Exercise aim – Copy each line that holds "rolls".

Data excerpts –
<<<<
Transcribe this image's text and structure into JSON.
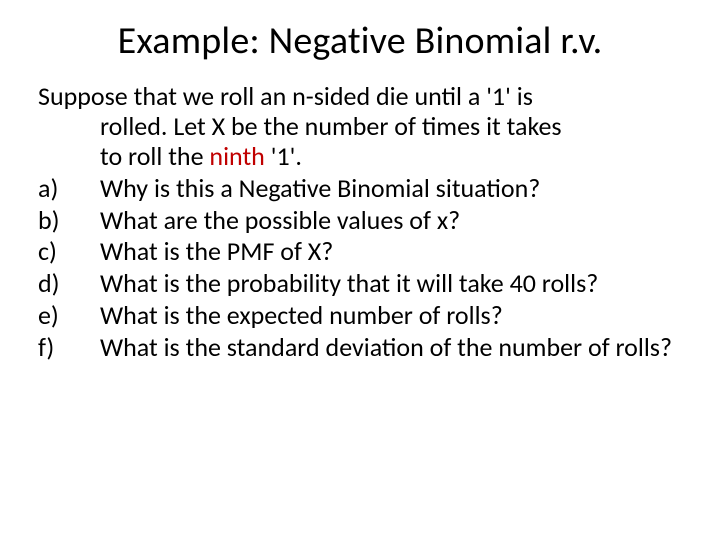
{
  "title": "Example: Negative Binomial r.v.",
  "intro": {
    "line1": "Suppose that we roll an n-sided die until a '1' is",
    "line2_pre": "rolled. Let X be the number of times it takes",
    "line3_pre": "to roll the ",
    "line3_highlight": "ninth",
    "line3_post": " '1'."
  },
  "items": [
    {
      "bullet": "a)",
      "text": "Why is this a Negative Binomial situation?"
    },
    {
      "bullet": "b)",
      "text": "What are the possible values of x?"
    },
    {
      "bullet": "c)",
      "text": "What is the PMF of X?"
    },
    {
      "bullet": "d)",
      "text": "What is the probability that it will take 40 rolls?"
    },
    {
      "bullet": "e)",
      "text": "What is the expected number of rolls?"
    },
    {
      "bullet": "f)",
      "text": "What is the standard deviation of the number of rolls?"
    }
  ],
  "style": {
    "highlight_color": "#c00000",
    "text_color": "#000000",
    "background_color": "#ffffff",
    "title_fontsize": 38,
    "body_fontsize": 26
  }
}
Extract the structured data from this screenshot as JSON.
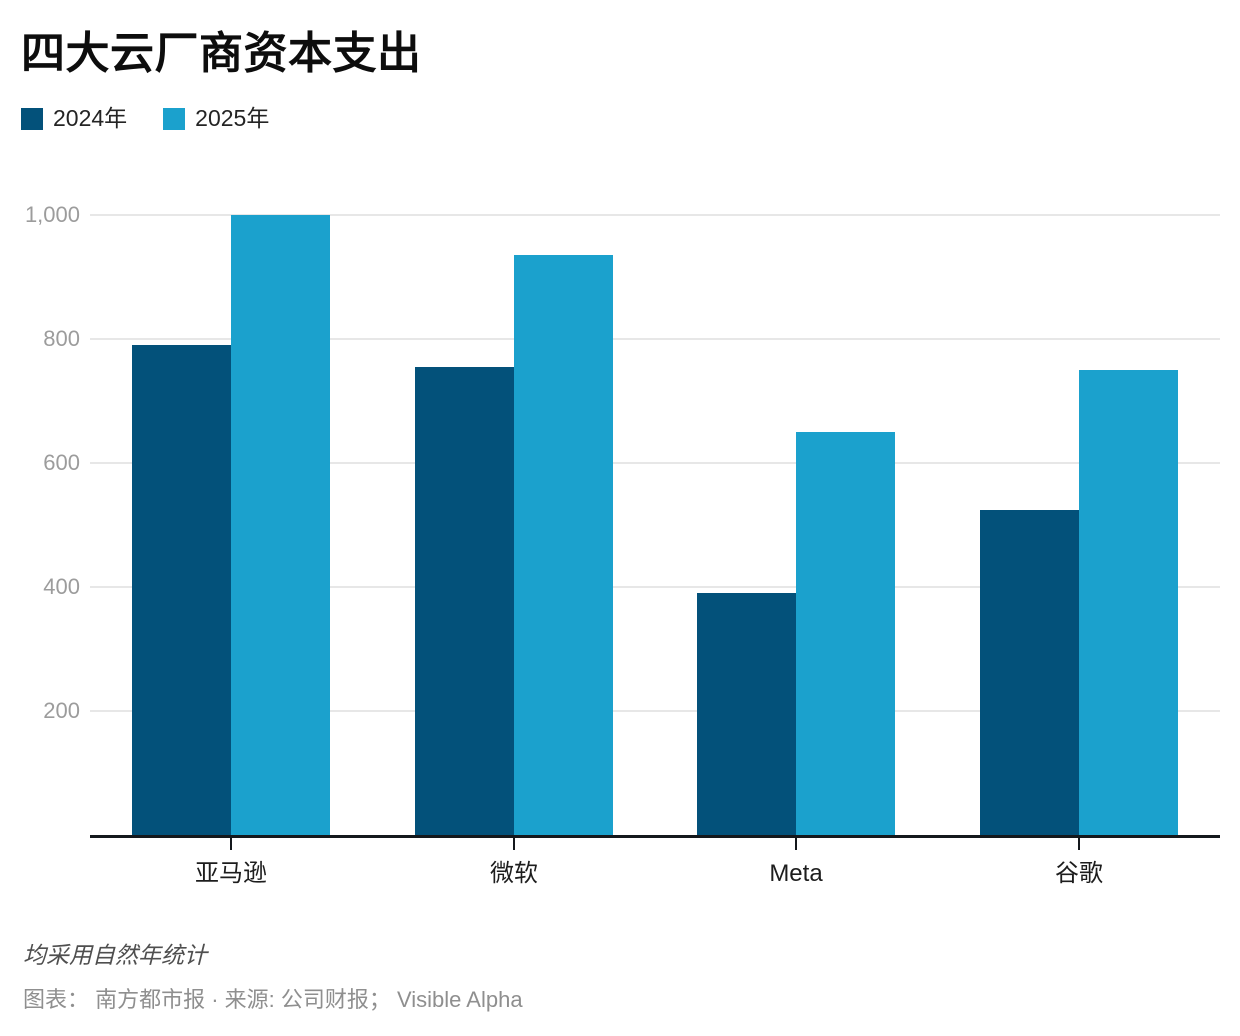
{
  "title": "四大云厂商资本支出",
  "legend": {
    "items": [
      {
        "label": "2024年",
        "color": "#03517a"
      },
      {
        "label": "2025年",
        "color": "#1ba1cd"
      }
    ]
  },
  "footnote": "均采用自然年统计",
  "credit": "图表： 南方都市报 · 来源: 公司财报； Visible Alpha",
  "colors": {
    "series_2024": "#03517a",
    "series_2025": "#1ba1cd",
    "grid": "#e7e7e7",
    "axis": "#14181c",
    "y_tick_label": "#9c9c9c",
    "category_label": "#1d1d1d"
  },
  "chart_data": {
    "type": "bar",
    "title": "四大云厂商资本支出",
    "categories": [
      "亚马逊",
      "微软",
      "Meta",
      "谷歌"
    ],
    "category_keys": [
      "amazon",
      "microsoft",
      "meta",
      "google"
    ],
    "series": [
      {
        "name": "2024年",
        "key": "2024",
        "color": "#03517a",
        "values": [
          790,
          755,
          390,
          525
        ]
      },
      {
        "name": "2025年",
        "key": "2025",
        "color": "#1ba1cd",
        "values": [
          1000,
          935,
          650,
          750
        ]
      }
    ],
    "xlabel": "",
    "ylabel": "",
    "ylim": [
      0,
      1000
    ],
    "yticks": [
      {
        "value": 200,
        "label": "200"
      },
      {
        "value": 400,
        "label": "400"
      },
      {
        "value": 600,
        "label": "600"
      },
      {
        "value": 800,
        "label": "800"
      },
      {
        "value": 1000,
        "label": "1,000"
      }
    ],
    "grid": true,
    "legend_position": "top-left",
    "note": "均采用自然年统计"
  }
}
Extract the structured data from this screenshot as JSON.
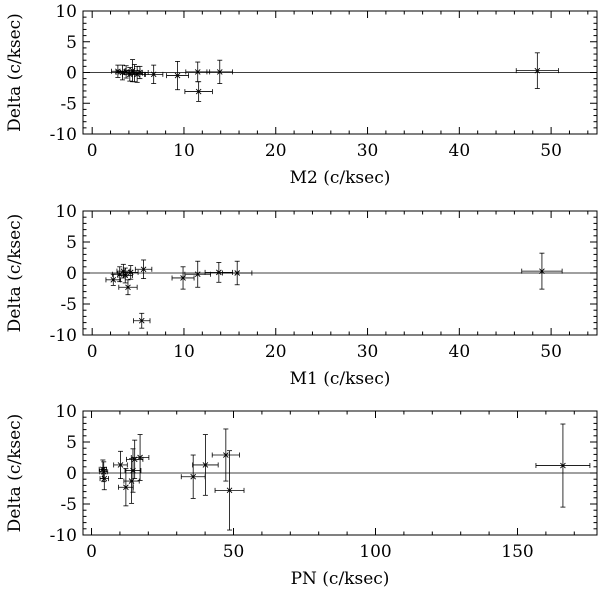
{
  "chart_data": [
    {
      "type": "scatter",
      "xlabel": "M2 (c/ksec)",
      "ylabel": "Delta (c/ksec)",
      "xlim": [
        -1,
        55
      ],
      "ylim": [
        -10,
        10
      ],
      "xticks": [
        0,
        10,
        20,
        30,
        40,
        50
      ],
      "yticks": [
        -10,
        -5,
        0,
        5,
        10
      ],
      "reference_line_y": 0,
      "points": [
        {
          "x": 2.8,
          "y": 0.2,
          "xerr": 0.7,
          "yerr": 1.0
        },
        {
          "x": 3.3,
          "y": 0.0,
          "xerr": 0.7,
          "yerr": 1.2
        },
        {
          "x": 3.7,
          "y": 0.1,
          "xerr": 0.8,
          "yerr": 1.0
        },
        {
          "x": 4.1,
          "y": -0.3,
          "xerr": 0.8,
          "yerr": 1.1
        },
        {
          "x": 4.4,
          "y": 0.3,
          "xerr": 0.8,
          "yerr": 1.8
        },
        {
          "x": 4.6,
          "y": -0.1,
          "xerr": 0.9,
          "yerr": 1.4
        },
        {
          "x": 4.9,
          "y": -0.3,
          "xerr": 0.9,
          "yerr": 1.3
        },
        {
          "x": 5.2,
          "y": 0.0,
          "xerr": 0.9,
          "yerr": 1.0
        },
        {
          "x": 6.7,
          "y": -0.3,
          "xerr": 1.0,
          "yerr": 1.5
        },
        {
          "x": 9.3,
          "y": -0.5,
          "xerr": 1.2,
          "yerr": 2.3
        },
        {
          "x": 11.5,
          "y": 0.1,
          "xerr": 1.3,
          "yerr": 1.6
        },
        {
          "x": 11.6,
          "y": -3.1,
          "xerr": 1.5,
          "yerr": 1.6
        },
        {
          "x": 13.9,
          "y": 0.1,
          "xerr": 1.4,
          "yerr": 1.9
        },
        {
          "x": 48.5,
          "y": 0.3,
          "xerr": 2.3,
          "yerr": 2.9
        }
      ]
    },
    {
      "type": "scatter",
      "xlabel": "M1 (c/ksec)",
      "ylabel": "Delta (c/ksec)",
      "xlim": [
        -1,
        55
      ],
      "ylim": [
        -10,
        10
      ],
      "xticks": [
        0,
        10,
        20,
        30,
        40,
        50
      ],
      "yticks": [
        -10,
        -5,
        0,
        5,
        10
      ],
      "reference_line_y": 0,
      "points": [
        {
          "x": 2.3,
          "y": -1.1,
          "xerr": 0.8,
          "yerr": 0.9
        },
        {
          "x": 3.0,
          "y": -0.2,
          "xerr": 0.8,
          "yerr": 1.2
        },
        {
          "x": 3.4,
          "y": 0.3,
          "xerr": 0.7,
          "yerr": 1.1
        },
        {
          "x": 3.6,
          "y": -0.4,
          "xerr": 0.8,
          "yerr": 1.2
        },
        {
          "x": 3.9,
          "y": -2.3,
          "xerr": 1.0,
          "yerr": 1.2
        },
        {
          "x": 4.2,
          "y": 0.1,
          "xerr": 0.8,
          "yerr": 1.1
        },
        {
          "x": 5.4,
          "y": -7.7,
          "xerr": 0.9,
          "yerr": 1.2
        },
        {
          "x": 5.6,
          "y": 0.6,
          "xerr": 0.9,
          "yerr": 1.5
        },
        {
          "x": 9.9,
          "y": -0.8,
          "xerr": 1.2,
          "yerr": 1.8
        },
        {
          "x": 11.5,
          "y": -0.2,
          "xerr": 1.4,
          "yerr": 2.1
        },
        {
          "x": 13.8,
          "y": 0.1,
          "xerr": 1.5,
          "yerr": 1.6
        },
        {
          "x": 15.8,
          "y": 0.0,
          "xerr": 1.6,
          "yerr": 1.9
        },
        {
          "x": 49.0,
          "y": 0.3,
          "xerr": 2.2,
          "yerr": 2.9
        }
      ]
    },
    {
      "type": "scatter",
      "xlabel": "PN (c/ksec)",
      "ylabel": "Delta (c/ksec)",
      "xlim": [
        -3,
        178
      ],
      "ylim": [
        -10,
        10
      ],
      "xticks": [
        0,
        50,
        100,
        150
      ],
      "yticks": [
        -10,
        -5,
        0,
        5,
        10
      ],
      "reference_line_y": 0,
      "points": [
        {
          "x": 4.0,
          "y": 0.6,
          "xerr": 1.3,
          "yerr": 1.5
        },
        {
          "x": 4.3,
          "y": 0.2,
          "xerr": 1.4,
          "yerr": 1.6
        },
        {
          "x": 4.5,
          "y": -0.9,
          "xerr": 1.5,
          "yerr": 1.8
        },
        {
          "x": 10.2,
          "y": 1.3,
          "xerr": 2.4,
          "yerr": 2.2
        },
        {
          "x": 12.1,
          "y": -2.3,
          "xerr": 2.6,
          "yerr": 3.0
        },
        {
          "x": 14.1,
          "y": -1.3,
          "xerr": 2.7,
          "yerr": 3.6
        },
        {
          "x": 14.6,
          "y": 0.4,
          "xerr": 2.8,
          "yerr": 3.5
        },
        {
          "x": 15.2,
          "y": 2.2,
          "xerr": 2.9,
          "yerr": 3.1
        },
        {
          "x": 17.1,
          "y": 2.5,
          "xerr": 3.1,
          "yerr": 3.7
        },
        {
          "x": 35.8,
          "y": -0.6,
          "xerr": 4.2,
          "yerr": 3.5
        },
        {
          "x": 40.1,
          "y": 1.3,
          "xerr": 4.5,
          "yerr": 4.9
        },
        {
          "x": 47.3,
          "y": 2.9,
          "xerr": 4.8,
          "yerr": 4.2
        },
        {
          "x": 48.6,
          "y": -2.8,
          "xerr": 5.1,
          "yerr": 6.4
        },
        {
          "x": 166.0,
          "y": 1.2,
          "xerr": 9.5,
          "yerr": 6.7
        }
      ]
    }
  ]
}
>>>>
Answer below –
      "text": "What is the probability that it will take 40 rolls?"
      "text": "What is the expected number of rolls?"
      "text": "What is the standard deviation of the number of rolls?"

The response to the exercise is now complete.